# Requirements
Copy all lines below containing "title".

○ ○ ○ ○

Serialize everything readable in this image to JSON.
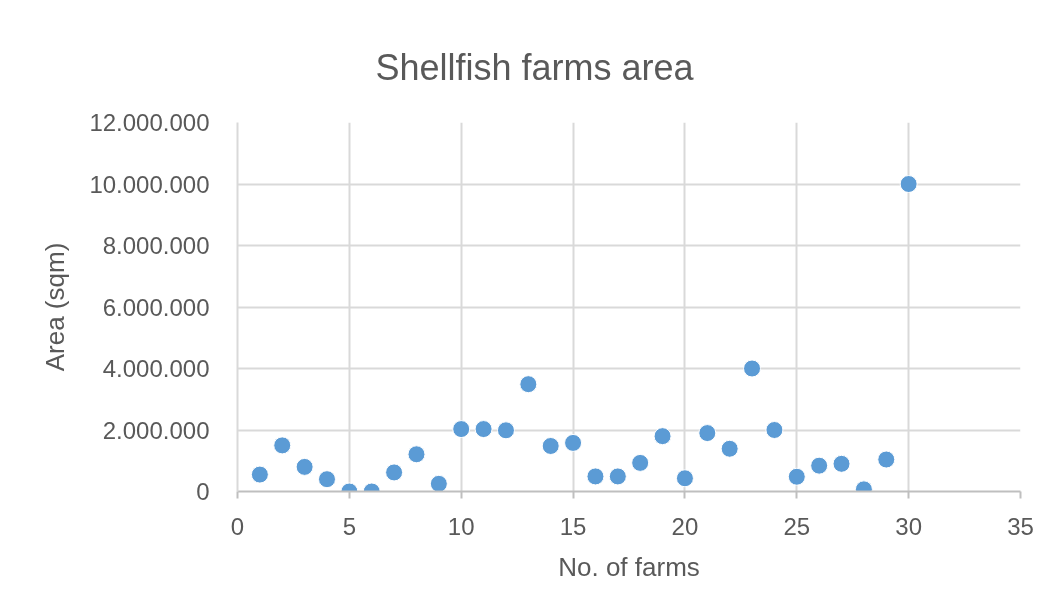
{
  "chart_data": {
    "type": "scatter",
    "title": "Shellfish farms area",
    "xlabel": "No. of farms",
    "ylabel": "Area (sqm)",
    "x": [
      1,
      2,
      3,
      4,
      5,
      6,
      7,
      8,
      9,
      10,
      11,
      12,
      13,
      14,
      15,
      16,
      17,
      18,
      19,
      20,
      21,
      22,
      23,
      24,
      25,
      26,
      27,
      28,
      29,
      30
    ],
    "series": [
      {
        "color": "#5b9bd5",
        "values": [
          550000,
          1500000,
          800000,
          400000,
          0,
          0,
          620000,
          1210000,
          250000,
          2030000,
          2030000,
          1990000,
          3490000,
          1480000,
          1580000,
          490000,
          490000,
          930000,
          1800000,
          430000,
          1900000,
          1390000,
          4000000,
          2000000,
          480000,
          840000,
          900000,
          70000,
          1040000,
          10000000
        ]
      }
    ],
    "xlim": [
      0,
      35
    ],
    "ylim": [
      0,
      12000000
    ],
    "xticks": [
      0,
      5,
      10,
      15,
      20,
      25,
      30,
      35
    ],
    "yticks": [
      0,
      {
        "value": 2000000,
        "label": "2.000.000"
      },
      {
        "value": 4000000,
        "label": "4.000.000"
      },
      {
        "value": 6000000,
        "label": "6.000.000"
      },
      {
        "value": 8000000,
        "label": "8.000.000"
      },
      {
        "value": 10000000,
        "label": "10.000.000"
      },
      {
        "value": 12000000,
        "label": "12.000.000"
      }
    ],
    "grid": true,
    "marker": "circle"
  }
}
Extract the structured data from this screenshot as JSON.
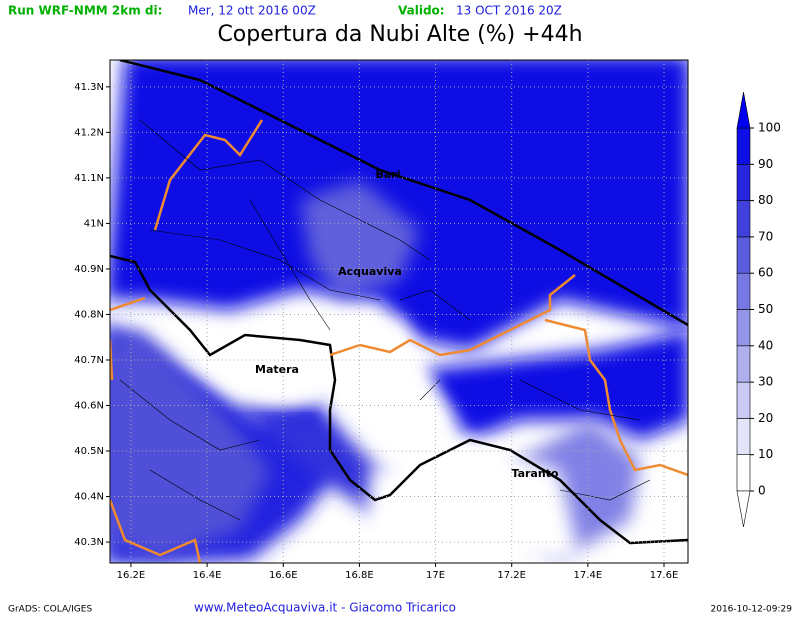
{
  "header": {
    "run_label": "Run WRF-NMM 2km di:",
    "run_date": "Mer, 12 ott 2016 00Z",
    "valid_label": "Valido:",
    "valid_date": "13 OCT 2016 20Z"
  },
  "title": "Copertura da Nubi Alte (%) +44h",
  "map": {
    "lonlim": [
      16.145,
      17.663
    ],
    "latlim": [
      40.254,
      41.359
    ],
    "lon_ticks": [
      {
        "value": 16.2,
        "label": "16.2E"
      },
      {
        "value": 16.4,
        "label": "16.4E"
      },
      {
        "value": 16.6,
        "label": "16.6E"
      },
      {
        "value": 16.8,
        "label": "16.8E"
      },
      {
        "value": 17,
        "label": "17E"
      },
      {
        "value": 17.2,
        "label": "17.2E"
      },
      {
        "value": 17.4,
        "label": "17.4E"
      },
      {
        "value": 17.6,
        "label": "17.6E"
      }
    ],
    "lat_ticks": [
      {
        "value": 40.3,
        "label": "40.3N"
      },
      {
        "value": 40.4,
        "label": "40.4N"
      },
      {
        "value": 40.5,
        "label": "40.5N"
      },
      {
        "value": 40.6,
        "label": "40.6N"
      },
      {
        "value": 40.7,
        "label": "40.7N"
      },
      {
        "value": 40.8,
        "label": "40.8N"
      },
      {
        "value": 40.9,
        "label": "40.9N"
      },
      {
        "value": 41,
        "label": "41N"
      },
      {
        "value": 41.1,
        "label": "41.1N"
      },
      {
        "value": 41.2,
        "label": "41.2N"
      },
      {
        "value": 41.3,
        "label": "41.3N"
      }
    ],
    "places": [
      "Bari",
      "Acquaviva",
      "Matera",
      "Taranto"
    ]
  },
  "colorbar": {
    "ticks": [
      0,
      10,
      20,
      30,
      40,
      50,
      60,
      70,
      80,
      90,
      100
    ],
    "colors": [
      "#ffffff",
      "#e4e4fa",
      "#cacaf5",
      "#afafef",
      "#9494ea",
      "#7878e4",
      "#5c5cdf",
      "#4040dc",
      "#2626de",
      "#0e0ee6"
    ],
    "over_color": "#0000ee"
  },
  "footer": {
    "left": "GrADS: COLA/IGES",
    "center": "www.MeteoAcquaviva.it - Giacomo Tricarico",
    "right": "2016-10-12-09:29"
  }
}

○ ○ ○ ○

# Written answer
    "title": "Shellfish farms area",
  "title": "Copertura da Nubi Alte (%) +44h",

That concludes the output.